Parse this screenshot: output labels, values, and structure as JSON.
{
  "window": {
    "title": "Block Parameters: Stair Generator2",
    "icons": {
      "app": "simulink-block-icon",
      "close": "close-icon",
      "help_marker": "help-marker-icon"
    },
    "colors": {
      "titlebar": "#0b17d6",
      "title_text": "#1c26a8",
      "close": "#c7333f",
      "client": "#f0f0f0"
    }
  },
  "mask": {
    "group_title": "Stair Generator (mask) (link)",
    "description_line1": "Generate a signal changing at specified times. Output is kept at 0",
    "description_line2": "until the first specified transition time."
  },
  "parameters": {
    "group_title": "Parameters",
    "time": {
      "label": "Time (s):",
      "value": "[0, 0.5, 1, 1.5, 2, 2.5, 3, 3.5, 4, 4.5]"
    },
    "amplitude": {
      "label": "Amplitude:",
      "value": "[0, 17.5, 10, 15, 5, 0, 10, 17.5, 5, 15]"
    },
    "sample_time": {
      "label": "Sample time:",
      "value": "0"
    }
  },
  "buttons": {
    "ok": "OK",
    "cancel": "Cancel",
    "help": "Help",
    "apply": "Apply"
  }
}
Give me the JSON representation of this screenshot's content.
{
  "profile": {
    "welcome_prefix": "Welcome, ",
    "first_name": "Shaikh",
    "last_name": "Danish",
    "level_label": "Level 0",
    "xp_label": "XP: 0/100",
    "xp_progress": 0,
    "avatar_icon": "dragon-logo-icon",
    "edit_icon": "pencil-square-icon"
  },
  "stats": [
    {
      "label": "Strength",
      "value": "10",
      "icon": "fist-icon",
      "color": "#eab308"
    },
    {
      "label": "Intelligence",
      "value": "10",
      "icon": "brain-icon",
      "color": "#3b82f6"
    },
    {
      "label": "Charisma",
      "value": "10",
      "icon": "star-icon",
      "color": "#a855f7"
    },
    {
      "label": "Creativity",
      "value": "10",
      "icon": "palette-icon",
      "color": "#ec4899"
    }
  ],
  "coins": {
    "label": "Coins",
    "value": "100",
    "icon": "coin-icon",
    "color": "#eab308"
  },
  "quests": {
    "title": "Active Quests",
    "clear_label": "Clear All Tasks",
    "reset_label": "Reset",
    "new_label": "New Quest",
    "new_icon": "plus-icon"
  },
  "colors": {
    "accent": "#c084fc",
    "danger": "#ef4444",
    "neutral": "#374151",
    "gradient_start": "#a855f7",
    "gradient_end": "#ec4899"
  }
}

Do this —
Copy all of the data. Keep every word exactly as it is.

Answer to the problem —
Parse this screenshot: output labels, values, and structure as JSON.
{
  "window": {
    "title": "Block Parameters: Stair Generator2",
    "icons": {
      "app": "simulink-block-icon",
      "close": "close-icon",
      "help_marker": "help-marker-icon"
    },
    "colors": {
      "titlebar": "#0b17d6",
      "title_text": "#1c26a8",
      "close": "#c7333f",
      "client": "#f0f0f0"
    }
  },
  "mask": {
    "group_title": "Stair Generator (mask) (link)",
    "description_line1": "Generate a signal changing at specified times. Output is kept at 0",
    "description_line2": "until the first specified transition time."
  },
  "parameters": {
    "group_title": "Parameters",
    "time": {
      "label": "Time (s):",
      "value": "[0, 0.5, 1, 1.5, 2, 2.5, 3, 3.5, 4, 4.5]"
    },
    "amplitude": {
      "label": "Amplitude:",
      "value": "[0, 17.5, 10, 15, 5, 0, 10, 17.5, 5, 15]"
    },
    "sample_time": {
      "label": "Sample time:",
      "value": "0"
    }
  },
  "buttons": {
    "ok": "OK",
    "cancel": "Cancel",
    "help": "Help",
    "apply": "Apply"
  }
}
Give me the JSON representation of this screenshot's content.
{
  "profile": {
    "welcome_prefix": "Welcome, ",
    "first_name": "Shaikh",
    "last_name": "Danish",
    "level_label": "Level 0",
    "xp_label": "XP: 0/100",
    "xp_progress": 0,
    "avatar_icon": "dragon-logo-icon",
    "edit_icon": "pencil-square-icon"
  },
  "stats": [
    {
      "label": "Strength",
      "value": "10",
      "icon": "fist-icon",
      "color": "#eab308"
    },
    {
      "label": "Intelligence",
      "value": "10",
      "icon": "brain-icon",
      "color": "#3b82f6"
    },
    {
      "label": "Charisma",
      "value": "10",
      "icon": "star-icon",
      "color": "#a855f7"
    },
    {
      "label": "Creativity",
      "value": "10",
      "icon": "palette-icon",
      "color": "#ec4899"
    }
  ],
  "coins": {
    "label": "Coins",
    "value": "100",
    "icon": "coin-icon",
    "color": "#eab308"
  },
  "quests": {
    "title": "Active Quests",
    "clear_label": "Clear All Tasks",
    "reset_label": "Reset",
    "new_label": "New Quest",
    "new_icon": "plus-icon"
  },
  "colors": {
    "accent": "#c084fc",
    "danger": "#ef4444",
    "neutral": "#374151",
    "gradient_start": "#a855f7",
    "gradient_end": "#ec4899"
  }
}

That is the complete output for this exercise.